Materials provided:

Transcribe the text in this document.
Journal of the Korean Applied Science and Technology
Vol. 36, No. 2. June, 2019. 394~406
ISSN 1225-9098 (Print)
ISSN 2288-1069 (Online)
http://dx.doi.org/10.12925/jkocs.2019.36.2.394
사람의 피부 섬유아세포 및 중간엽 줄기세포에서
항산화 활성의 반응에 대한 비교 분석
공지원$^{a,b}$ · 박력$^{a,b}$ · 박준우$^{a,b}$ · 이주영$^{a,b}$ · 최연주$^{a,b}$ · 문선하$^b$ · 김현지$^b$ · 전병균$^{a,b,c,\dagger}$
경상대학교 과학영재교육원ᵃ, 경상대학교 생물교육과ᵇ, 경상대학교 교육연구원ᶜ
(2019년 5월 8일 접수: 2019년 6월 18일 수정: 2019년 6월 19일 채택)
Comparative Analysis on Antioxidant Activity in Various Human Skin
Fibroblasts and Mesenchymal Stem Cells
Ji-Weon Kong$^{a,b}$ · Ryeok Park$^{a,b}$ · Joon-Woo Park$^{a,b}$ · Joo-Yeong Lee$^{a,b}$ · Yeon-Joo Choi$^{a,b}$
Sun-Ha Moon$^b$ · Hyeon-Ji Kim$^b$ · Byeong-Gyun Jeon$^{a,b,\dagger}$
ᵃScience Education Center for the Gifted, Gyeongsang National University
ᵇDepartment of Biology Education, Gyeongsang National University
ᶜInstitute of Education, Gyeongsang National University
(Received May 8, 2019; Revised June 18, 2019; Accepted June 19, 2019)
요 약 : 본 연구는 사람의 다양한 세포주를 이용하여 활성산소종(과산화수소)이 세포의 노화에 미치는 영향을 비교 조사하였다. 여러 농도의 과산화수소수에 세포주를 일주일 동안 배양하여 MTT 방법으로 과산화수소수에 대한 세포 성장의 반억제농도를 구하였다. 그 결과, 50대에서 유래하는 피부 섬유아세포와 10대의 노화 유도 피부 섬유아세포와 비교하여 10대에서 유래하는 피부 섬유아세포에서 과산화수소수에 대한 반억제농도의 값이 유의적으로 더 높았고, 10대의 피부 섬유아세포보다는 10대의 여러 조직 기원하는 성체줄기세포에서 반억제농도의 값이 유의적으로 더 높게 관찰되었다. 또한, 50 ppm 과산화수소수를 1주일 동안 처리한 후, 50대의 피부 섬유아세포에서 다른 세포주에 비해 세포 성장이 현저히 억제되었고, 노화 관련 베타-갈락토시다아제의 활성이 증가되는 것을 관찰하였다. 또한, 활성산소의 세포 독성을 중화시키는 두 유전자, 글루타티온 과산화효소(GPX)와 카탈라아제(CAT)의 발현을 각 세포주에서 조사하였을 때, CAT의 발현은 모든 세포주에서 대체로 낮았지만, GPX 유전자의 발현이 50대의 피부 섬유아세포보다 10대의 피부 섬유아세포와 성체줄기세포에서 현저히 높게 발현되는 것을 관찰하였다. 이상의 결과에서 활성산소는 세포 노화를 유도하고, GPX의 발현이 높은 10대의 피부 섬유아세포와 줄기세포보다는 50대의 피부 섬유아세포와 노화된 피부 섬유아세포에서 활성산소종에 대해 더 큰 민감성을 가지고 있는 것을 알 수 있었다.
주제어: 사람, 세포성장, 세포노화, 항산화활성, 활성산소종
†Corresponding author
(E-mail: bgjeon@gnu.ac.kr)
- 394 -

Work to be completed: Which lines hold the string "활성산소종"? Copy all of them from the data above.

Solution to this exercise:
요 약 : 본 연구는 사람의 다양한 세포주를 이용하여 활성산소종(과산화수소)이 세포의 노화에 미치는 영향을 비교 조사하였다. 여러 농도의 과산화수소수에 세포주를 일주일 동안 배양하여 MTT 방법으로 과산화수소수에 대한 세포 성장의 반억제농도를 구하였다. 그 결과, 50대에서 유래하는 피부 섬유아세포와 10대의 노화 유도 피부 섬유아세포와 비교하여 10대에서 유래하는 피부 섬유아세포에서 과산화수소수에 대한 반억제농도의 값이 유의적으로 더 높았고, 10대의 피부 섬유아세포보다는 10대의 여러 조직 기원하는 성체줄기세포에서 반억제농도의 값이 유의적으로 더 높게 관찰되었다. 또한, 50 ppm 과산화수소수를 1주일 동안 처리한 후, 50대의 피부 섬유아세포에서 다른 세포주에 비해 세포 성장이 현저히 억제되었고, 노화 관련 베타-갈락토시다아제의 활성이 증가되는 것을 관찰하였다. 또한, 활성산소의 세포 독성을 중화시키는 두 유전자, 글루타티온 과산화효소(GPX)와 카탈라아제(CAT)의 발현을 각 세포주에서 조사하였을 때, CAT의 발현은 모든 세포주에서 대체로 낮았지만, GPX 유전자의 발현이 50대의 피부 섬유아세포보다 10대의 피부 섬유아세포와 성체줄기세포에서 현저히 높게 발현되는 것을 관찰하였다. 이상의 결과에서 활성산소는 세포 노화를 유도하고, GPX의 발현이 높은 10대의 피부 섬유아세포와 줄기세포보다는 50대의 피부 섬유아세포와 노화된 피부 섬유아세포에서 활성산소종에 대해 더 큰 민감성을 가지고 있는 것을 알 수 있었다.
주제어: 사람, 세포성장, 세포노화, 항산화활성, 활성산소종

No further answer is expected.